> **Items listed in a dataset**
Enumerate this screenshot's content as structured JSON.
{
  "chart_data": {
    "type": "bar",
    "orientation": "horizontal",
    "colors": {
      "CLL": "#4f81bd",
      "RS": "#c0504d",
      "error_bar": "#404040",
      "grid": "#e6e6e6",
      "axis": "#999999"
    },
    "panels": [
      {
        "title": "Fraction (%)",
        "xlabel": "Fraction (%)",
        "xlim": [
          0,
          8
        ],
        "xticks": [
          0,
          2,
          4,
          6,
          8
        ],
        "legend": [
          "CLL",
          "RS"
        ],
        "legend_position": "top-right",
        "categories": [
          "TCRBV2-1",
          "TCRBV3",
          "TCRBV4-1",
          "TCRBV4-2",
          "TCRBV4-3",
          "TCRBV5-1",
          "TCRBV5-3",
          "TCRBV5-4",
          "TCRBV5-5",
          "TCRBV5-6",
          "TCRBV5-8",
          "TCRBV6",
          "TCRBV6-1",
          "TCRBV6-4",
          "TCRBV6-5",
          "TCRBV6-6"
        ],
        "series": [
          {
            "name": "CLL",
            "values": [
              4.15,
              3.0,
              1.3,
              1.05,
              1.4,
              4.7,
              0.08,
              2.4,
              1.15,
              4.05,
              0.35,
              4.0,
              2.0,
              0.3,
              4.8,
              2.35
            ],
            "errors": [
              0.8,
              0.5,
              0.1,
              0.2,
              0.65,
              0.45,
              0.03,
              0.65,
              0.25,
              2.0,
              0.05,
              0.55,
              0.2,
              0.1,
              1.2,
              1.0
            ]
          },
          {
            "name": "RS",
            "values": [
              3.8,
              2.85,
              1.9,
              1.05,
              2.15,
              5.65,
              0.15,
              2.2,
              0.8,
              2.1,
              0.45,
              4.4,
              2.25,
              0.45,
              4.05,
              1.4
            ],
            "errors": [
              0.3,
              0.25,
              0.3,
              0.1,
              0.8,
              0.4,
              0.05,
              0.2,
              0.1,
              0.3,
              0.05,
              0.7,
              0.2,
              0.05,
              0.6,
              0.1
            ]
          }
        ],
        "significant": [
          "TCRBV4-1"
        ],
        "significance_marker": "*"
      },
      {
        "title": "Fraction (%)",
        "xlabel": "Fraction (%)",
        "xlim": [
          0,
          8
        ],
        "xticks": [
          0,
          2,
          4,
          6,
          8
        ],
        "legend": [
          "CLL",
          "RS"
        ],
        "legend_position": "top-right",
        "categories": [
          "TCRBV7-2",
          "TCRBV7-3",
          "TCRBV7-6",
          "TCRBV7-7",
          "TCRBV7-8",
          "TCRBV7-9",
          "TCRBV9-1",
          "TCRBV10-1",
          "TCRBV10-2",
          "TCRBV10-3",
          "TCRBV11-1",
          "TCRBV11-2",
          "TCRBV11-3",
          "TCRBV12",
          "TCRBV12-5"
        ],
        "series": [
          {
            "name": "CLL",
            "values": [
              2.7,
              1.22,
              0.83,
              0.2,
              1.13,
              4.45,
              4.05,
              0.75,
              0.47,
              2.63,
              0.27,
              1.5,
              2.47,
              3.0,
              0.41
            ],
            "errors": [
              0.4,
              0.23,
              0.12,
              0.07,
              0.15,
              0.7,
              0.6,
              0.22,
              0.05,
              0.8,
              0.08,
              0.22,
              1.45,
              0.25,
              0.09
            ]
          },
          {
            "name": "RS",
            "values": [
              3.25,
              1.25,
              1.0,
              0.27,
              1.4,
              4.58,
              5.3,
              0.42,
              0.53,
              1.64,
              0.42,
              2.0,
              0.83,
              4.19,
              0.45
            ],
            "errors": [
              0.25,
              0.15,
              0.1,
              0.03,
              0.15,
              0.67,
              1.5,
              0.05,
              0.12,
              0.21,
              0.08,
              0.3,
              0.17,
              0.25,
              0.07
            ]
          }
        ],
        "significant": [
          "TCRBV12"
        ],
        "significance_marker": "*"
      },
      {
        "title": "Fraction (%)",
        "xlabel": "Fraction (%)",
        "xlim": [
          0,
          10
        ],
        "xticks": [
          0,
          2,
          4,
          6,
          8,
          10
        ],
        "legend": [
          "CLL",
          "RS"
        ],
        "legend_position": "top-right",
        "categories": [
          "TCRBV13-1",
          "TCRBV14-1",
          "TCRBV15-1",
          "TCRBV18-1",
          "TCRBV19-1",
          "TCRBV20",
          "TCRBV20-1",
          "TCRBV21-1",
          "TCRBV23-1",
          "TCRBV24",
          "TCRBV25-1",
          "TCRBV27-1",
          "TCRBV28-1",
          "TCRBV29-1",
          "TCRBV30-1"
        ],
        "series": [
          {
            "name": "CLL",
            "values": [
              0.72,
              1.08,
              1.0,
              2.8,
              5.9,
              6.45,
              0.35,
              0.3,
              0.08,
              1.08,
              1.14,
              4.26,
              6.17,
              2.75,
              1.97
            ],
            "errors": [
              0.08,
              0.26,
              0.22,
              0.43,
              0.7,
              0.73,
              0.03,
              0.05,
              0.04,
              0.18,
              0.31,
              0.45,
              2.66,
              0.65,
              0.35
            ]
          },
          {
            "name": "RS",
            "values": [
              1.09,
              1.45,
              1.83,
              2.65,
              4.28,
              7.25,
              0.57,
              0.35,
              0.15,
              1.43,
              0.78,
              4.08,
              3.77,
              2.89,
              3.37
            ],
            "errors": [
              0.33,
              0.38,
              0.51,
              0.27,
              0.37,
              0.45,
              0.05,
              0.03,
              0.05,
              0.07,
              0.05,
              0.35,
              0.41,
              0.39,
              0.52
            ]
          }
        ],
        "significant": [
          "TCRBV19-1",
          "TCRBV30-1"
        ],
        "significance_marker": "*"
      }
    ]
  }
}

> **INSTRUCTIONS FOR THE TASK**
Write out the complete set of records exactly as given.

> **FULL RESPONSE**
Enumerate this screenshot's content as structured JSON.
{
  "chart_data": {
    "type": "bar",
    "orientation": "horizontal",
    "colors": {
      "CLL": "#4f81bd",
      "RS": "#c0504d",
      "error_bar": "#404040",
      "grid": "#e6e6e6",
      "axis": "#999999"
    },
    "panels": [
      {
        "title": "Fraction (%)",
        "xlabel": "Fraction (%)",
        "xlim": [
          0,
          8
        ],
        "xticks": [
          0,
          2,
          4,
          6,
          8
        ],
        "legend": [
          "CLL",
          "RS"
        ],
        "legend_position": "top-right",
        "categories": [
          "TCRBV2-1",
          "TCRBV3",
          "TCRBV4-1",
          "TCRBV4-2",
          "TCRBV4-3",
          "TCRBV5-1",
          "TCRBV5-3",
          "TCRBV5-4",
          "TCRBV5-5",
          "TCRBV5-6",
          "TCRBV5-8",
          "TCRBV6",
          "TCRBV6-1",
          "TCRBV6-4",
          "TCRBV6-5",
          "TCRBV6-6"
        ],
        "series": [
          {
            "name": "CLL",
            "values": [
              4.15,
              3.0,
              1.3,
              1.05,
              1.4,
              4.7,
              0.08,
              2.4,
              1.15,
              4.05,
              0.35,
              4.0,
              2.0,
              0.3,
              4.8,
              2.35
            ],
            "errors": [
              0.8,
              0.5,
              0.1,
              0.2,
              0.65,
              0.45,
              0.03,
              0.65,
              0.25,
              2.0,
              0.05,
              0.55,
              0.2,
              0.1,
              1.2,
              1.0
            ]
          },
          {
            "name": "RS",
            "values": [
              3.8,
              2.85,
              1.9,
              1.05,
              2.15,
              5.65,
              0.15,
              2.2,
              0.8,
              2.1,
              0.45,
              4.4,
              2.25,
              0.45,
              4.05,
              1.4
            ],
            "errors": [
              0.3,
              0.25,
              0.3,
              0.1,
              0.8,
              0.4,
              0.05,
              0.2,
              0.1,
              0.3,
              0.05,
              0.7,
              0.2,
              0.05,
              0.6,
              0.1
            ]
          }
        ],
        "significant": [
          "TCRBV4-1"
        ],
        "significance_marker": "*"
      },
      {
        "title": "Fraction (%)",
        "xlabel": "Fraction (%)",
        "xlim": [
          0,
          8
        ],
        "xticks": [
          0,
          2,
          4,
          6,
          8
        ],
        "legend": [
          "CLL",
          "RS"
        ],
        "legend_position": "top-right",
        "categories": [
          "TCRBV7-2",
          "TCRBV7-3",
          "TCRBV7-6",
          "TCRBV7-7",
          "TCRBV7-8",
          "TCRBV7-9",
          "TCRBV9-1",
          "TCRBV10-1",
          "TCRBV10-2",
          "TCRBV10-3",
          "TCRBV11-1",
          "TCRBV11-2",
          "TCRBV11-3",
          "TCRBV12",
          "TCRBV12-5"
        ],
        "series": [
          {
            "name": "CLL",
            "values": [
              2.7,
              1.22,
              0.83,
              0.2,
              1.13,
              4.45,
              4.05,
              0.75,
              0.47,
              2.63,
              0.27,
              1.5,
              2.47,
              3.0,
              0.41
            ],
            "errors": [
              0.4,
              0.23,
              0.12,
              0.07,
              0.15,
              0.7,
              0.6,
              0.22,
              0.05,
              0.8,
              0.08,
              0.22,
              1.45,
              0.25,
              0.09
            ]
          },
          {
            "name": "RS",
            "values": [
              3.25,
              1.25,
              1.0,
              0.27,
              1.4,
              4.58,
              5.3,
              0.42,
              0.53,
              1.64,
              0.42,
              2.0,
              0.83,
              4.19,
              0.45
            ],
            "errors": [
              0.25,
              0.15,
              0.1,
              0.03,
              0.15,
              0.67,
              1.5,
              0.05,
              0.12,
              0.21,
              0.08,
              0.3,
              0.17,
              0.25,
              0.07
            ]
          }
        ],
        "significant": [
          "TCRBV12"
        ],
        "significance_marker": "*"
      },
      {
        "title": "Fraction (%)",
        "xlabel": "Fraction (%)",
        "xlim": [
          0,
          10
        ],
        "xticks": [
          0,
          2,
          4,
          6,
          8,
          10
        ],
        "legend": [
          "CLL",
          "RS"
        ],
        "legend_position": "top-right",
        "categories": [
          "TCRBV13-1",
          "TCRBV14-1",
          "TCRBV15-1",
          "TCRBV18-1",
          "TCRBV19-1",
          "TCRBV20",
          "TCRBV20-1",
          "TCRBV21-1",
          "TCRBV23-1",
          "TCRBV24",
          "TCRBV25-1",
          "TCRBV27-1",
          "TCRBV28-1",
          "TCRBV29-1",
          "TCRBV30-1"
        ],
        "series": [
          {
            "name": "CLL",
            "values": [
              0.72,
              1.08,
              1.0,
              2.8,
              5.9,
              6.45,
              0.35,
              0.3,
              0.08,
              1.08,
              1.14,
              4.26,
              6.17,
              2.75,
              1.97
            ],
            "errors": [
              0.08,
              0.26,
              0.22,
              0.43,
              0.7,
              0.73,
              0.03,
              0.05,
              0.04,
              0.18,
              0.31,
              0.45,
              2.66,
              0.65,
              0.35
            ]
          },
          {
            "name": "RS",
            "values": [
              1.09,
              1.45,
              1.83,
              2.65,
              4.28,
              7.25,
              0.57,
              0.35,
              0.15,
              1.43,
              0.78,
              4.08,
              3.77,
              2.89,
              3.37
            ],
            "errors": [
              0.33,
              0.38,
              0.51,
              0.27,
              0.37,
              0.45,
              0.05,
              0.03,
              0.05,
              0.07,
              0.05,
              0.35,
              0.41,
              0.39,
              0.52
            ]
          }
        ],
        "significant": [
          "TCRBV19-1",
          "TCRBV30-1"
        ],
        "significance_marker": "*"
      }
    ]
  }
}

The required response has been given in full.